And unlike the perception that the government wants to create of Maoists as terrorists, the truth is that Maoists are from these very poor families who are marginalised and left to die of hunger. Worldwide, when leaders have kept such huge sections of masses marginalized, there have been revolutions. You ignore human beings and condemn them to die, they will one day believe that picking up arms is a better option than to die without a fight. History is full of heroes who have killed. Those who kill for a cause are celebrated and those who kill without a cause are called murderers. And the cause is also determined by history. Not by today’s media and their judgment.

While the government might be hell-bent on calling the Maoists murderers, the fact is that our governments over the years have been full of murderers. Not just in terms of the cases against most of our politicians but in terms of the way they murder their people by depriving them of food, health and employment – the three basic things a government was supposed to be judged by. Our governments kill about 40% of our masses before they reach the age of 45. These people would have gone on to live till 75 had they got access to food and health. Our governments, over the years, have killed millions through their unpatriotic acts of selfish politics – that of enriching themselves and a handful of business houses while allowing massive poverty to exist all around. And that is why in the eyes of many – from Medha Patkar to Maheshwata Devi – Maoists are not terrorists or murderers but those poor people who have taken to arms and kill for a cause. They want food. They want masses to rise out of rampant poverty. They want health and freedom from destitution and freedom from an assured death sentence that the government has given them by not providing them the right to live and a life of dignity. Men thrown to die will always try to fight back. Such men have the support of the masses where they fight.

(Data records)
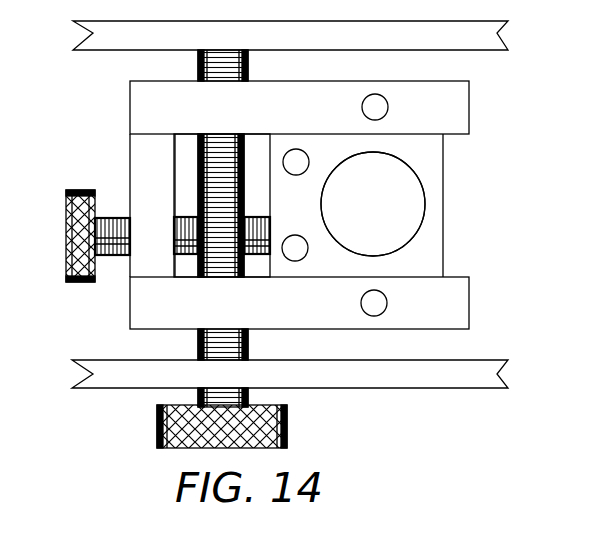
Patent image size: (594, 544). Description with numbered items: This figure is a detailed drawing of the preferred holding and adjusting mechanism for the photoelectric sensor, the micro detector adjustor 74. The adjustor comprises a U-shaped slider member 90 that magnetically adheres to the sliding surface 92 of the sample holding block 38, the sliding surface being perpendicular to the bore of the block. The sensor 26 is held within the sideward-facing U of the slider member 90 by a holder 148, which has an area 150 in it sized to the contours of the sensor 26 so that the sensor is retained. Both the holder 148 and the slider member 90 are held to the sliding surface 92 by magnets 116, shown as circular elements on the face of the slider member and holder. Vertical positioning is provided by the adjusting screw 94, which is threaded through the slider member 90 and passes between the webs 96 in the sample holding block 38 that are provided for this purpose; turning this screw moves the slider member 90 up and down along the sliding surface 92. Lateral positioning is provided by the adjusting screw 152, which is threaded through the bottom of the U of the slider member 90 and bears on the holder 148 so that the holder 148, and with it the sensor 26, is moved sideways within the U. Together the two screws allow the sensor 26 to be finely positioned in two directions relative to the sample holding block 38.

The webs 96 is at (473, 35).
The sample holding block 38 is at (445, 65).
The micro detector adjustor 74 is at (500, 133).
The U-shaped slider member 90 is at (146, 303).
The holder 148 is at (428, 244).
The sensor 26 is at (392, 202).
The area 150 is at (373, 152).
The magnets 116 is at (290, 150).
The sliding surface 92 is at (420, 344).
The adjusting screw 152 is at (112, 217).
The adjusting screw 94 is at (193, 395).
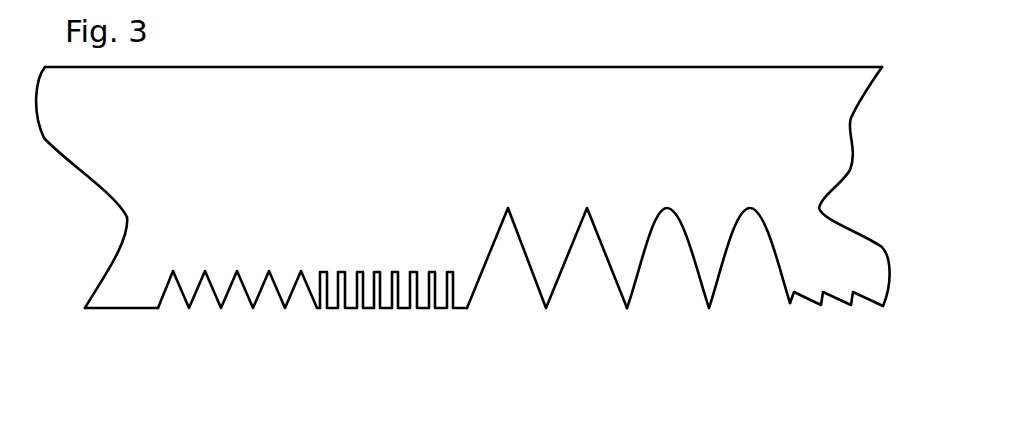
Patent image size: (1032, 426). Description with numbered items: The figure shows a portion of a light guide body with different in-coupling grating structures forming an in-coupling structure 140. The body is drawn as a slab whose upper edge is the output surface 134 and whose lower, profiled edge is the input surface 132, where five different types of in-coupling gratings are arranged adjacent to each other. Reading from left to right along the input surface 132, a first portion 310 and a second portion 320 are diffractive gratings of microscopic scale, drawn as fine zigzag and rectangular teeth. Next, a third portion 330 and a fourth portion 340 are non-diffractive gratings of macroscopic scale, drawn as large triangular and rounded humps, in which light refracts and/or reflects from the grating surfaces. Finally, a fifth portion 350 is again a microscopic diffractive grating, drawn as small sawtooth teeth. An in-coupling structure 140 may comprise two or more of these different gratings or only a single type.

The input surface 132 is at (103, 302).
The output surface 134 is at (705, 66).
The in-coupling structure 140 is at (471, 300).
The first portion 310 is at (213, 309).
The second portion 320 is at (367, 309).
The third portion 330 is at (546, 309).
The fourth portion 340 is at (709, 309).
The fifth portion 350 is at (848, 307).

* _Required actions_
1. Output the passage on Maoists and the government, everything from "And unlike the" down to "and their judgment.".
2. Answer these questions from the passage on Maoists and the government:
(a) According to the passage, what determines the cause?
(b) What three basic things was a government supposed to be judged by?
(c) Which two people are named as seeing Maoists as neither terrorists nor murderers?
The rows were taken from a separate source.

* _Solution set_
1.
And unlike the perception that the government wants to create of Maoists as terrorists, the truth is that Maoists are from these very poor families who are marginalised and left to die of hunger. Worldwide, when leaders have kept such huge sections of masses marginalized, there have been revolutions. You ignore human beings and condemn them to die, they will one day believe that picking up arms is a better option than to die without a fight. History is full of heroes who have killed. Those who kill for a cause are celebrated and those who kill without a cause are called murderers. And the cause is also determined by history. Not by today’s media and their judgment.

2.
(a) History determines the cause.
(b) Food, health and employment.
(c) Medha Patkar and Maheshwata Devi.